YOUR GOAL:
Count every line that has "here" in it and give the total, nothing more.

MATERIAL SUPPLIED:
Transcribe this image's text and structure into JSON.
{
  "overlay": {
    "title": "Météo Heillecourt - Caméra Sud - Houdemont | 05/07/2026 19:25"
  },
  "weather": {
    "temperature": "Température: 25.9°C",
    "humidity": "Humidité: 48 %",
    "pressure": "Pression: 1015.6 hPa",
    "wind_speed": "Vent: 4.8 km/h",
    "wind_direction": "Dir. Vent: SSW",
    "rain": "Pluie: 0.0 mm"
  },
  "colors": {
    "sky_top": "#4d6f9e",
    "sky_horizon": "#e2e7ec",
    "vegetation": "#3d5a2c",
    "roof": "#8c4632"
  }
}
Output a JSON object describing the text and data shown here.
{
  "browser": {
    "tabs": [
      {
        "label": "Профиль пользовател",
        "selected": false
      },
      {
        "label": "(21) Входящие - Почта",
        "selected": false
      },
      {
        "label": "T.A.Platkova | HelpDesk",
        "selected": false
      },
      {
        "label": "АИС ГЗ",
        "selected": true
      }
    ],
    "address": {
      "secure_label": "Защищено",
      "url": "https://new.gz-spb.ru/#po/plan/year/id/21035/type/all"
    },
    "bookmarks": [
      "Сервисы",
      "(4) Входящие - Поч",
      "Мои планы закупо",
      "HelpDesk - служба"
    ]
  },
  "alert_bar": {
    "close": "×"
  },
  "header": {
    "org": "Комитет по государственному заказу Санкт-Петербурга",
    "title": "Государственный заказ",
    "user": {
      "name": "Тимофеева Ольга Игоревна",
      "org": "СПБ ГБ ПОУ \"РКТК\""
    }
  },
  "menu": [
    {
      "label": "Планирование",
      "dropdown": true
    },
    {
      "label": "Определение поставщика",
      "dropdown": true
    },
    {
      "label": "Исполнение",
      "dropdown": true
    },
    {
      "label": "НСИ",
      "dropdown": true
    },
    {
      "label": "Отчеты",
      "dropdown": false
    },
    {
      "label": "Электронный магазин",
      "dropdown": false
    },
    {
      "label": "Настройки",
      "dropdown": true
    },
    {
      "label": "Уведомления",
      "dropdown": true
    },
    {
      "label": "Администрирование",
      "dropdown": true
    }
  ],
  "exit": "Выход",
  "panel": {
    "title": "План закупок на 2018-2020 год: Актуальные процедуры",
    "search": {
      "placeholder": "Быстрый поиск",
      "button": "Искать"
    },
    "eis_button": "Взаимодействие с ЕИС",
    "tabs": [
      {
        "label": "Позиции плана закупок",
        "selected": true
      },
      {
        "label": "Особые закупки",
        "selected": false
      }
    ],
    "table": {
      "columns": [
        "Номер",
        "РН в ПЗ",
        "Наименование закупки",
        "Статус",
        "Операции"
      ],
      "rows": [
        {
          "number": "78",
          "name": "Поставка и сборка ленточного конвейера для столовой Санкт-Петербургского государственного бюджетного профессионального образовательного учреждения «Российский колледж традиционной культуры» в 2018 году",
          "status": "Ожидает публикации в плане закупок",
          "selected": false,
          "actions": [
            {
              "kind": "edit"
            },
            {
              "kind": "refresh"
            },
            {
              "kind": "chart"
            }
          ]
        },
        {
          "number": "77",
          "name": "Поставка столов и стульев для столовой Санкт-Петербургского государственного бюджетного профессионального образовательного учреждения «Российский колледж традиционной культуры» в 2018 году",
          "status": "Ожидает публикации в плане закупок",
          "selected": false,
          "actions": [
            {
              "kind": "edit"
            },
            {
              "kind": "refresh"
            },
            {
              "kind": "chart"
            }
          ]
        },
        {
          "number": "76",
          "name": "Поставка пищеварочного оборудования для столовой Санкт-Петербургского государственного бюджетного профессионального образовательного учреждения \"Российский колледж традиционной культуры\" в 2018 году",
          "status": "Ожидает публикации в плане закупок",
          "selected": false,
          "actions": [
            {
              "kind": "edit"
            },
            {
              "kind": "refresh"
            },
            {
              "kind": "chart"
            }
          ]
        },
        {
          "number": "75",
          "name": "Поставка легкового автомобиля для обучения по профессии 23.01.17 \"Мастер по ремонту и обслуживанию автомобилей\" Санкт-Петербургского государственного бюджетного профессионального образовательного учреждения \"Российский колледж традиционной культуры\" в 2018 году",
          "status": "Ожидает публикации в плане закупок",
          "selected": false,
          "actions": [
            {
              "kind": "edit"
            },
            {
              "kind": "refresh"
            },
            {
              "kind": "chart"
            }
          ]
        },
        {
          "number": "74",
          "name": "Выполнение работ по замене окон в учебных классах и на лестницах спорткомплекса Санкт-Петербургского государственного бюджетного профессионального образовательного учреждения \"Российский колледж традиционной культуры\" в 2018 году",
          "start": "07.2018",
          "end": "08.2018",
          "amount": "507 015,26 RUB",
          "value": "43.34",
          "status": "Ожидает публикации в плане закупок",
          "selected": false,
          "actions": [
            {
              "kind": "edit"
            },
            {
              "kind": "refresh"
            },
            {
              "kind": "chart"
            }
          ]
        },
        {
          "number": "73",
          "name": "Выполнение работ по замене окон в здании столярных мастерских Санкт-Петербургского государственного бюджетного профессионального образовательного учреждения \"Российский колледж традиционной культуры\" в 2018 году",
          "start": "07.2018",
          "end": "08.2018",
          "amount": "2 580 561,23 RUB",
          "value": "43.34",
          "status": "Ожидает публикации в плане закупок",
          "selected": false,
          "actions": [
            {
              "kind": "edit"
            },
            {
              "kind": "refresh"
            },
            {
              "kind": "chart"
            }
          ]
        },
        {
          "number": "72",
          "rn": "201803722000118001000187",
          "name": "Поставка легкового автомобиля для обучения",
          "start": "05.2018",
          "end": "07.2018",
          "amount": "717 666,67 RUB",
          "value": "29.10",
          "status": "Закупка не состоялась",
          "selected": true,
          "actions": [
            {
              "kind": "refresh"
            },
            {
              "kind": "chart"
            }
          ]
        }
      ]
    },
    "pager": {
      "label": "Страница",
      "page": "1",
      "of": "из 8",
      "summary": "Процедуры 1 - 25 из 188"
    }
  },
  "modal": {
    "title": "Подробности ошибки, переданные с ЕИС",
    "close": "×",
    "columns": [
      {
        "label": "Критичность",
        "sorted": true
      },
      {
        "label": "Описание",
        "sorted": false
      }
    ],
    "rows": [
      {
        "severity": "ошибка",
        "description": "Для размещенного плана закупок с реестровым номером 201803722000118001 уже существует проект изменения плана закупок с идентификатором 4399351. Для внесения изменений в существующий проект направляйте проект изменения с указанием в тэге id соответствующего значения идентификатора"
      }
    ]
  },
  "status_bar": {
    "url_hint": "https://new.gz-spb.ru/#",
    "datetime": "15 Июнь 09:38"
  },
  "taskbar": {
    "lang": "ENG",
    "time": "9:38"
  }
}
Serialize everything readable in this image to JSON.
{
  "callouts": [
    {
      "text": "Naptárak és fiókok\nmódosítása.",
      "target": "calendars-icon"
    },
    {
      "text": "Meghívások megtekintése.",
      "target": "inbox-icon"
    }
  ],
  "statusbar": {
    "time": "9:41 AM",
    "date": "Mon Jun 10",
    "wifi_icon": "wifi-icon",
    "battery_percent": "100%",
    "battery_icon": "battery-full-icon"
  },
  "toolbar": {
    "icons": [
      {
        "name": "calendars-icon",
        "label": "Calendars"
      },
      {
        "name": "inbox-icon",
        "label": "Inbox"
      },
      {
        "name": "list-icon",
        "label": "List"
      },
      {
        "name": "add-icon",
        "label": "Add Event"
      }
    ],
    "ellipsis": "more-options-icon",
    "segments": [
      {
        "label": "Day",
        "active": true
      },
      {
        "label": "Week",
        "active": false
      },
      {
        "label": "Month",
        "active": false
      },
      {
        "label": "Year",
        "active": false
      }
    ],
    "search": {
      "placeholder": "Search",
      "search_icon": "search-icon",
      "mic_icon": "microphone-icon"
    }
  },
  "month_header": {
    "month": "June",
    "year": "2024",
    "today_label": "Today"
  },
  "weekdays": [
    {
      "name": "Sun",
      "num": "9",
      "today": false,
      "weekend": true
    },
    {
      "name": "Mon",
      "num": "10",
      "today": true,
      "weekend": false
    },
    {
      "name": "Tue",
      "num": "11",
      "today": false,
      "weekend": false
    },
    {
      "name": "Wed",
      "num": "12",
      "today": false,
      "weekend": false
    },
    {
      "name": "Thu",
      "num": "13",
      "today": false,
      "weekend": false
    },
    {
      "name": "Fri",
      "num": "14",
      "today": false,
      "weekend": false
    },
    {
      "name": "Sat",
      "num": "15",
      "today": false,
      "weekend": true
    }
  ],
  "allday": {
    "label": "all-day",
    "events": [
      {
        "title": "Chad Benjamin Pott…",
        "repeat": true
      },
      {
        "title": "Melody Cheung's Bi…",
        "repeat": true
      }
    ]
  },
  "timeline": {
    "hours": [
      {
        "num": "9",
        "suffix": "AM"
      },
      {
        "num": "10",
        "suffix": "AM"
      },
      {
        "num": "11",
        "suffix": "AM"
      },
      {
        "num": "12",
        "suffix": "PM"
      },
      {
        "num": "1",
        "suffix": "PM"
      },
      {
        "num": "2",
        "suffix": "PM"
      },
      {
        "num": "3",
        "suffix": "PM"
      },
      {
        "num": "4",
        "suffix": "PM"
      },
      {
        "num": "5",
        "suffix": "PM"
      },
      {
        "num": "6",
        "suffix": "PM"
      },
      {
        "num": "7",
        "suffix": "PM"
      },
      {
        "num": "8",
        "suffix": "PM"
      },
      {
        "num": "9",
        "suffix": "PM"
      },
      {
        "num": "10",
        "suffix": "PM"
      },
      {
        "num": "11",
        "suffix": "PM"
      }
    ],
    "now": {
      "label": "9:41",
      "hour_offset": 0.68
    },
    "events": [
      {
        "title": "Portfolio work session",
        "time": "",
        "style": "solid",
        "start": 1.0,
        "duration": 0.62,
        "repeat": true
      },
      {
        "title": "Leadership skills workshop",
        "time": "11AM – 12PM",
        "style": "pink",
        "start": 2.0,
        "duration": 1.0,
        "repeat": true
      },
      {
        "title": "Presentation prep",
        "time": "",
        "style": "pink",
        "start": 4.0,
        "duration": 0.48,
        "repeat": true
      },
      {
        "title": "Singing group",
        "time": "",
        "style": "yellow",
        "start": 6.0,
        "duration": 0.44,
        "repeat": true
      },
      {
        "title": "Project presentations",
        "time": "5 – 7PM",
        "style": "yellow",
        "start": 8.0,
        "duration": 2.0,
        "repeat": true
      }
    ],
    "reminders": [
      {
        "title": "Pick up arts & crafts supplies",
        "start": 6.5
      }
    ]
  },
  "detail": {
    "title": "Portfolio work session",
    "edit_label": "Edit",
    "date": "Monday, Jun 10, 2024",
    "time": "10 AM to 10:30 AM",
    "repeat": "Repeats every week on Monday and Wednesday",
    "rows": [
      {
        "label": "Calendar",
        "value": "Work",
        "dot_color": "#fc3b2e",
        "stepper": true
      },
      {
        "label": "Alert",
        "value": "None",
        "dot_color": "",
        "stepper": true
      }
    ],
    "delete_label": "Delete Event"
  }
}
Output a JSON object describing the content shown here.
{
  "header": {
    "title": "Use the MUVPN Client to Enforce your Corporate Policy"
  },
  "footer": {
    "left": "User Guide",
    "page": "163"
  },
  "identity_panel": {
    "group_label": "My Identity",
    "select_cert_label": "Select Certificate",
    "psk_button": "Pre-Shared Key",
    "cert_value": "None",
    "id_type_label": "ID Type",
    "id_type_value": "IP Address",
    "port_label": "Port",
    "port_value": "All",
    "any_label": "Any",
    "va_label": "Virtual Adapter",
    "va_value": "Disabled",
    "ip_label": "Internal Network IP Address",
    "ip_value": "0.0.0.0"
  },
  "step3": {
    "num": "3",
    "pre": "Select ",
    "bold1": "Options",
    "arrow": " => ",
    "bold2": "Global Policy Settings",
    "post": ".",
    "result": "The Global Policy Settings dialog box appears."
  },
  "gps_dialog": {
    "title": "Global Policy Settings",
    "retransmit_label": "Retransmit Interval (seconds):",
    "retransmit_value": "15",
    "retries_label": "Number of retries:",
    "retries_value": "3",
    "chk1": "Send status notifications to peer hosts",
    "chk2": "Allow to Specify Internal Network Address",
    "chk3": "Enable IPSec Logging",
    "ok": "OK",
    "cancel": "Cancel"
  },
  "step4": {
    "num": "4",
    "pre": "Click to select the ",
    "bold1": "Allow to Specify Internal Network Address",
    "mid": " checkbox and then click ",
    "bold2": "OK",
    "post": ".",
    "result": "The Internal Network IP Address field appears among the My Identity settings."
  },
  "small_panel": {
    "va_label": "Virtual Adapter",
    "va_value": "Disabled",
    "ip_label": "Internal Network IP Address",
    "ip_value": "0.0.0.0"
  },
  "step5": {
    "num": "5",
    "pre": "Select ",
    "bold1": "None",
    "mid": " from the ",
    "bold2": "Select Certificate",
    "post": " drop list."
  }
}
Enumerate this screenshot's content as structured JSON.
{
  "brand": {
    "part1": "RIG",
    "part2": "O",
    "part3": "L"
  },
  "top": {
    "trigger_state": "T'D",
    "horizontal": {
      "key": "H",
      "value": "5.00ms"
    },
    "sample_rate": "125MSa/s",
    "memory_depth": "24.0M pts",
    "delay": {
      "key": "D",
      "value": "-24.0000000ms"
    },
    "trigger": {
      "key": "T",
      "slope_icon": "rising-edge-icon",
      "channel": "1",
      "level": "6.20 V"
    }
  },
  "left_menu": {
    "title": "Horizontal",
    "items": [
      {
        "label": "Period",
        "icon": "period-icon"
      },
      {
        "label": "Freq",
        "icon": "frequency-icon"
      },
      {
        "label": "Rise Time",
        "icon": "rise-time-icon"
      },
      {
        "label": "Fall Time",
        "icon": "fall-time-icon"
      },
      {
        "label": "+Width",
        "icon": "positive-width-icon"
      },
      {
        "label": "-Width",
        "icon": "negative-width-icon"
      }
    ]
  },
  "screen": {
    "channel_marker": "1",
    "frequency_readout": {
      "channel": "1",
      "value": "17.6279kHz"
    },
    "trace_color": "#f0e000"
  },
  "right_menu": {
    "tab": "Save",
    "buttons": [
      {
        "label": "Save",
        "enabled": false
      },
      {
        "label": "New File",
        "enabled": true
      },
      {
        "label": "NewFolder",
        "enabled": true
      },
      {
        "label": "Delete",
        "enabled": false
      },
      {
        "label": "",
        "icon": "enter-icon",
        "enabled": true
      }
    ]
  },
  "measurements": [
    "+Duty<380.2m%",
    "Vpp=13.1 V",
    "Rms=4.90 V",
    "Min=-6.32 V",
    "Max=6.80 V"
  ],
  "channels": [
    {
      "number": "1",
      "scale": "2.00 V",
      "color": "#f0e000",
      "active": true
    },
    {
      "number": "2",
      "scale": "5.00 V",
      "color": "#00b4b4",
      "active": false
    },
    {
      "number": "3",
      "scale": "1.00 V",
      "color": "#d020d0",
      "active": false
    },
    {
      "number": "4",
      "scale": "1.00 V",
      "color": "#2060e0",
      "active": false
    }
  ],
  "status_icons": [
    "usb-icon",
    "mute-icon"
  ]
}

THE RESULT:
2